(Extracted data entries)
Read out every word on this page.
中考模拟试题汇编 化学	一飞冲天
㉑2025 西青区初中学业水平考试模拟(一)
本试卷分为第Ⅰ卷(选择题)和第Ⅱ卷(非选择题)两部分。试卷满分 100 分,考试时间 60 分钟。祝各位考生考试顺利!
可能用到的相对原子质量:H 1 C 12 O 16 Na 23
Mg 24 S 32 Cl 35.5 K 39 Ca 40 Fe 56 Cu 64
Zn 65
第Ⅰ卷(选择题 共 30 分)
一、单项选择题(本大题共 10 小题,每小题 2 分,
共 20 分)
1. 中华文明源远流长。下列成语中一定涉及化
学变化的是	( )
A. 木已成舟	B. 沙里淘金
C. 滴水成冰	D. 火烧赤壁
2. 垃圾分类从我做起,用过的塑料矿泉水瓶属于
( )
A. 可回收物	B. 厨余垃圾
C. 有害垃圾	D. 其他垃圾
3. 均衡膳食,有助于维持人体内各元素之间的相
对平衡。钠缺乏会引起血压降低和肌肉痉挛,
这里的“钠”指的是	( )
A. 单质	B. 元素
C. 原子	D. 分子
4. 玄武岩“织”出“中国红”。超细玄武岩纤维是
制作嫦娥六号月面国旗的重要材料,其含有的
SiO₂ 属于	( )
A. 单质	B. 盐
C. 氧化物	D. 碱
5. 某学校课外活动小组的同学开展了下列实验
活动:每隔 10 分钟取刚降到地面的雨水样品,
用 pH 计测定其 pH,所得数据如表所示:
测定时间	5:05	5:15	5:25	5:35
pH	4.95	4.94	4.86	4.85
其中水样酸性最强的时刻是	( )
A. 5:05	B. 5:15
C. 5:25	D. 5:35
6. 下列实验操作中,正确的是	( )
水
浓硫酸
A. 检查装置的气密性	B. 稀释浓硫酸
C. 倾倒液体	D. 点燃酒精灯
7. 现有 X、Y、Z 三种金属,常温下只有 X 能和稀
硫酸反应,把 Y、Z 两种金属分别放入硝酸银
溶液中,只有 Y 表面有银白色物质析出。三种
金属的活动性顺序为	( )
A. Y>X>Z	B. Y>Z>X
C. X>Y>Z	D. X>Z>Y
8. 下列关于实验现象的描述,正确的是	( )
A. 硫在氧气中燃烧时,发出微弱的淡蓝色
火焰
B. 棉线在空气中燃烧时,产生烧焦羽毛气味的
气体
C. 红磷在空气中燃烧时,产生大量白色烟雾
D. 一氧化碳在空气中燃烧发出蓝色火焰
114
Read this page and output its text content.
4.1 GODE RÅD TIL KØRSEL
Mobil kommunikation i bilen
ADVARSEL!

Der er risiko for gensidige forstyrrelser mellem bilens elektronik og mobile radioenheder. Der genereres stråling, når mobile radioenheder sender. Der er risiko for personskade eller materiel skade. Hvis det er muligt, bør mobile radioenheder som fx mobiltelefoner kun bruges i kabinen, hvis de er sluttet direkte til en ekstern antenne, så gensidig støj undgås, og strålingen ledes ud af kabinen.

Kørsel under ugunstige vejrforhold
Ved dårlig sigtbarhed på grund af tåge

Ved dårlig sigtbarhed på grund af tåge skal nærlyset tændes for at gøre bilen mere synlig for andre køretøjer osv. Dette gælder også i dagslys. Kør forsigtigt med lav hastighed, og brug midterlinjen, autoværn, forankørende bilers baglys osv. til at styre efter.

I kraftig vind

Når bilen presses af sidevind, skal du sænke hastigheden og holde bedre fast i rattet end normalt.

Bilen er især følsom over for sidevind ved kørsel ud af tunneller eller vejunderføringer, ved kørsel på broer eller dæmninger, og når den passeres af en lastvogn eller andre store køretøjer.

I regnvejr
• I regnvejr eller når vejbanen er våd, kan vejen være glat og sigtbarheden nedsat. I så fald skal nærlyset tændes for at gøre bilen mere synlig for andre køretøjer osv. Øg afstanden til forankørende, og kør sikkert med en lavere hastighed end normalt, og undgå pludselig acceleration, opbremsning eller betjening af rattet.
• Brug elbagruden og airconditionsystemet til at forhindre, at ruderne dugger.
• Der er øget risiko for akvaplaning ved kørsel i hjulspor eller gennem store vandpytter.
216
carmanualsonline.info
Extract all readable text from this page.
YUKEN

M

__What the exercise asks__
Beginning at the line where "Extract all readable text from this page." appears, extract each line through the end of the data above; keep them exact and include nothing else.

__In response__
Extract all readable text from this page.
YUKEN

M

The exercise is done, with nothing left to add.